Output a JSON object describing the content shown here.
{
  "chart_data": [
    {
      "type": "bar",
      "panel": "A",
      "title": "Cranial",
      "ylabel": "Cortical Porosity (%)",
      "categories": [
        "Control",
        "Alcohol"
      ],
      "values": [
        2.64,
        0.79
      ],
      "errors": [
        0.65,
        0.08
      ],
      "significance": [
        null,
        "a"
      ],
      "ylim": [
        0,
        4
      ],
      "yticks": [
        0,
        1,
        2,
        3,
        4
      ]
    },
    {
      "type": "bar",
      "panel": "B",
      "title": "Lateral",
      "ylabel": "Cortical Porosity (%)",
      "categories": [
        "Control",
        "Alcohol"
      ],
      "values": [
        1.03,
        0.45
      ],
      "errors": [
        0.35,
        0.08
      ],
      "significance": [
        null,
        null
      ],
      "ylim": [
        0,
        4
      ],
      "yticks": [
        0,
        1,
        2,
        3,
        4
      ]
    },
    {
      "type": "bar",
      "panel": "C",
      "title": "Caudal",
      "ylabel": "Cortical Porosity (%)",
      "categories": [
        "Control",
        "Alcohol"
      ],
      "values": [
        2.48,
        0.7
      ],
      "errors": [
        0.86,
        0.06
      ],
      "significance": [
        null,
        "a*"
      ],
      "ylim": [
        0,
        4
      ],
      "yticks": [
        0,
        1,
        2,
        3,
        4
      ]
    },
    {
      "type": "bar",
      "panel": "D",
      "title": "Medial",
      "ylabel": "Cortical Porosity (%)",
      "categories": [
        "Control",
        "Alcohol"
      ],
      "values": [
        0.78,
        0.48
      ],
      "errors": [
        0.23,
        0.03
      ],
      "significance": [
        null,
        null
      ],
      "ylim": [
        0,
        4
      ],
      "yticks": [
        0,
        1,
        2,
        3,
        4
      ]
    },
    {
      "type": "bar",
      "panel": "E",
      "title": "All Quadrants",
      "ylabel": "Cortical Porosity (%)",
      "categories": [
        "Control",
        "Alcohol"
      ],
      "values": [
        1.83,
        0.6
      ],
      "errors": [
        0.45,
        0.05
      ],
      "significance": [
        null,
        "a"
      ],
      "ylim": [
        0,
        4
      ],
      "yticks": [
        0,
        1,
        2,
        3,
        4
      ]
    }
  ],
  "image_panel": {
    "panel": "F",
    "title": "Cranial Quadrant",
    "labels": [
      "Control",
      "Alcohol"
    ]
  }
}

- - - -

**REQUIREMENT**
Return each line of the data exactly as written above.

**FULL SOLUTION**
Output a JSON object describing the content shown here.
{
  "chart_data": [
    {
      "type": "bar",
      "panel": "A",
      "title": "Cranial",
      "ylabel": "Cortical Porosity (%)",
      "categories": [
        "Control",
        "Alcohol"
      ],
      "values": [
        2.64,
        0.79
      ],
      "errors": [
        0.65,
        0.08
      ],
      "significance": [
        null,
        "a"
      ],
      "ylim": [
        0,
        4
      ],
      "yticks": [
        0,
        1,
        2,
        3,
        4
      ]
    },
    {
      "type": "bar",
      "panel": "B",
      "title": "Lateral",
      "ylabel": "Cortical Porosity (%)",
      "categories": [
        "Control",
        "Alcohol"
      ],
      "values": [
        1.03,
        0.45
      ],
      "errors": [
        0.35,
        0.08
      ],
      "significance": [
        null,
        null
      ],
      "ylim": [
        0,
        4
      ],
      "yticks": [
        0,
        1,
        2,
        3,
        4
      ]
    },
    {
      "type": "bar",
      "panel": "C",
      "title": "Caudal",
      "ylabel": "Cortical Porosity (%)",
      "categories": [
        "Control",
        "Alcohol"
      ],
      "values": [
        2.48,
        0.7
      ],
      "errors": [
        0.86,
        0.06
      ],
      "significance": [
        null,
        "a*"
      ],
      "ylim": [
        0,
        4
      ],
      "yticks": [
        0,
        1,
        2,
        3,
        4
      ]
    },
    {
      "type": "bar",
      "panel": "D",
      "title": "Medial",
      "ylabel": "Cortical Porosity (%)",
      "categories": [
        "Control",
        "Alcohol"
      ],
      "values": [
        0.78,
        0.48
      ],
      "errors": [
        0.23,
        0.03
      ],
      "significance": [
        null,
        null
      ],
      "ylim": [
        0,
        4
      ],
      "yticks": [
        0,
        1,
        2,
        3,
        4
      ]
    },
    {
      "type": "bar",
      "panel": "E",
      "title": "All Quadrants",
      "ylabel": "Cortical Porosity (%)",
      "categories": [
        "Control",
        "Alcohol"
      ],
      "values": [
        1.83,
        0.6
      ],
      "errors": [
        0.45,
        0.05
      ],
      "significance": [
        null,
        "a"
      ],
      "ylim": [
        0,
        4
      ],
      "yticks": [
        0,
        1,
        2,
        3,
        4
      ]
    }
  ],
  "image_panel": {
    "panel": "F",
    "title": "Cranial Quadrant",
    "labels": [
      "Control",
      "Alcohol"
    ]
  }
}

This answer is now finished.